**** INFORMATION SHOWN

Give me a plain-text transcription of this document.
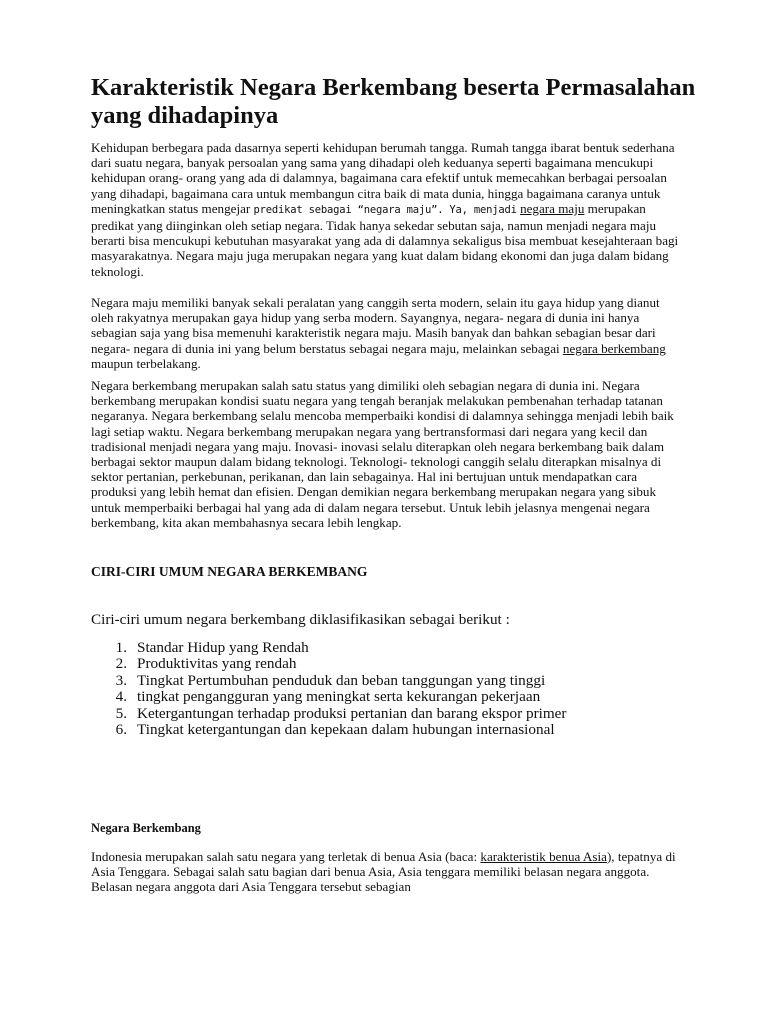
Karakteristik Negara Berkembang beserta Permasalahan yang dihadapinya

Kehidupan berbegara pada dasarnya seperti kehidupan berumah tangga. Rumah tangga ibarat bentuk sederhana dari suatu negara, banyak persoalan yang sama yang dihadapi oleh keduanya seperti bagaimana mencukupi kehidupan orang- orang yang ada di dalamnya, bagaimana cara efektif untuk memecahkan berbagai persoalan yang dihadapi, bagaimana cara untuk membangun citra baik di mata dunia, hingga bagaimana caranya untuk meningkatkan status mengejar predikat sebagai “negara maju”. Ya, menjadi negara maju merupakan predikat yang diinginkan oleh setiap negara. Tidak hanya sekedar sebutan saja, namun menjadi negara maju berarti bisa mencukupi kebutuhan masyarakat yang ada di dalamnya sekaligus bisa membuat kesejahteraan bagi masyarakatnya. Negara maju juga merupakan negara yang kuat dalam bidang ekonomi dan juga dalam bidang teknologi.

Negara maju memiliki banyak sekali peralatan yang canggih serta modern, selain itu gaya hidup yang dianut oleh rakyatnya merupakan gaya hidup yang serba modern. Sayangnya, negara- negara di dunia ini hanya sebagian saja yang bisa memenuhi karakteristik negara maju. Masih banyak dan bahkan sebagian besar dari negara- negara di dunia ini yang belum berstatus sebagai negara maju, melainkan sebagai negara berkembang maupun terbelakang.

Negara berkembang merupakan salah satu status yang dimiliki oleh sebagian negara di dunia ini. Negara berkembang merupakan kondisi suatu negara yang tengah beranjak melakukan pembenahan terhadap tatanan negaranya. Negara berkembang selalu mencoba memperbaiki kondisi di dalamnya sehingga menjadi lebih baik lagi setiap waktu. Negara berkembang merupakan negara yang bertransformasi dari negara yang kecil dan tradisional menjadi negara yang maju. Inovasi- inovasi selalu diterapkan oleh negara berkembang baik dalam berbagai sektor maupun dalam bidang teknologi. Teknologi- teknologi canggih selalu diterapkan misalnya di sektor pertanian, perkebunan, perikanan, dan lain sebagainya. Hal ini bertujuan untuk mendapatkan cara produksi yang lebih hemat dan efisien. Dengan demikian negara berkembang merupakan negara yang sibuk untuk memperbaiki berbagai hal yang ada di dalam negara tersebut. Untuk lebih jelasnya mengenai negara berkembang, kita akan membahasnya secara lebih lengkap.

CIRI-CIRI UMUM NEGARA BERKEMBANG

Ciri-ciri umum negara berkembang diklasifikasikan sebagai berikut :

1. Standar Hidup yang Rendah
2. Produktivitas yang rendah
3. Tingkat Pertumbuhan penduduk dan beban tanggungan yang tinggi
4. tingkat pengangguran yang meningkat serta kekurangan pekerjaan
5. Ketergantungan terhadap produksi pertanian dan barang ekspor primer
6. Tingkat ketergantungan dan kepekaan dalam hubungan internasional
Negara Berkembang

Indonesia merupakan salah satu negara yang terletak di benua Asia (baca: karakteristik benua Asia), tepatnya di Asia Tenggara. Sebagai salah satu bagian dari benua Asia, Asia tenggara memiliki belasan negara anggota. Belasan negara anggota dari Asia Tenggara tersebut sebagian
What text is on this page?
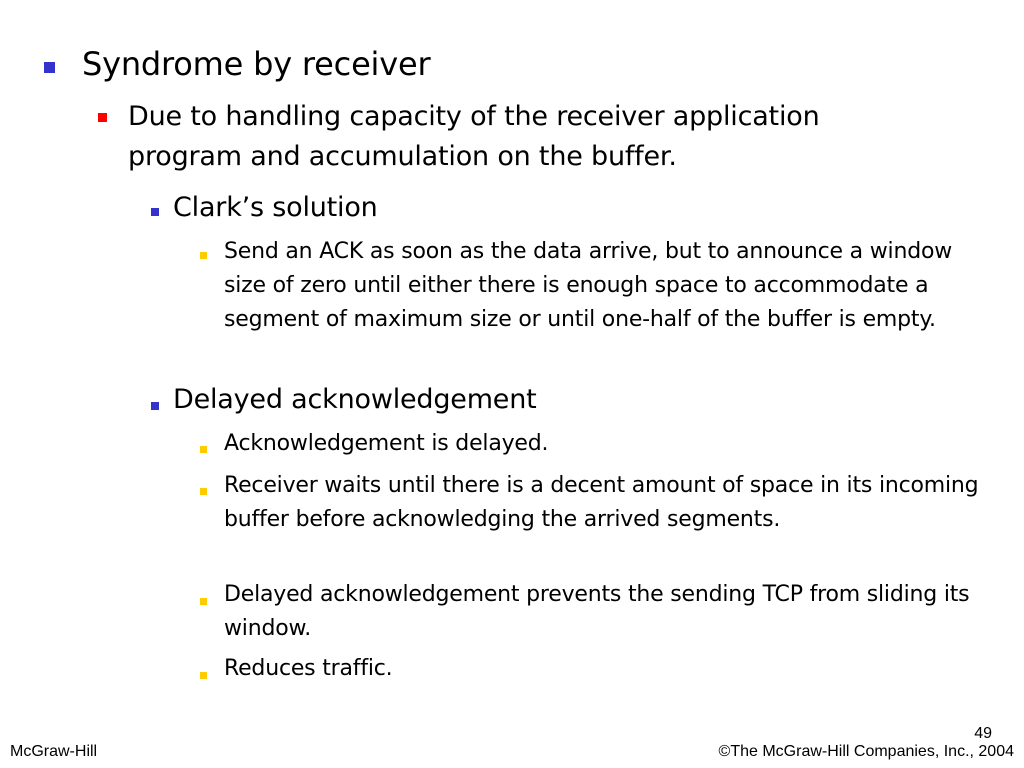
Syndrome by receiver

Due to handling capacity of the receiver application program and accumulation on the buffer.

Clark’s solution

Send an ACK as soon as the data arrive, but to announce a window size of zero until either there is enough space to accommodate a segment of maximum size or until one-half of the buffer is empty.

Delayed acknowledgement

Acknowledgement is delayed.

Receiver waits until there is a decent amount of space in its incoming buffer before acknowledging the arrived segments.

Delayed acknowledgement prevents the sending TCP from sliding its window.

Reduces traffic.

McGraw-Hill
49
©The McGraw-Hill Companies, Inc., 2004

********

- _SET TASK_:
Only the lines from the one containing "What text is on this page?" through the last line of the entries above belong in the copy; reproduce them exactly and drop every picture.

- _FULL RESPONSE_:
What text is on this page?
Syndrome by receiver

Due to handling capacity of the receiver application program and accumulation on the buffer.

Clark’s solution

Send an ACK as soon as the data arrive, but to announce a window size of zero until either there is enough space to accommodate a segment of maximum size or until one-half of the buffer is empty.

Delayed acknowledgement

Acknowledgement is delayed.

Receiver waits until there is a decent amount of space in its incoming buffer before acknowledging the arrived segments.

Delayed acknowledgement prevents the sending TCP from sliding its window.

Reduces traffic.

McGraw-Hill
49
©The McGraw-Hill Companies, Inc., 2004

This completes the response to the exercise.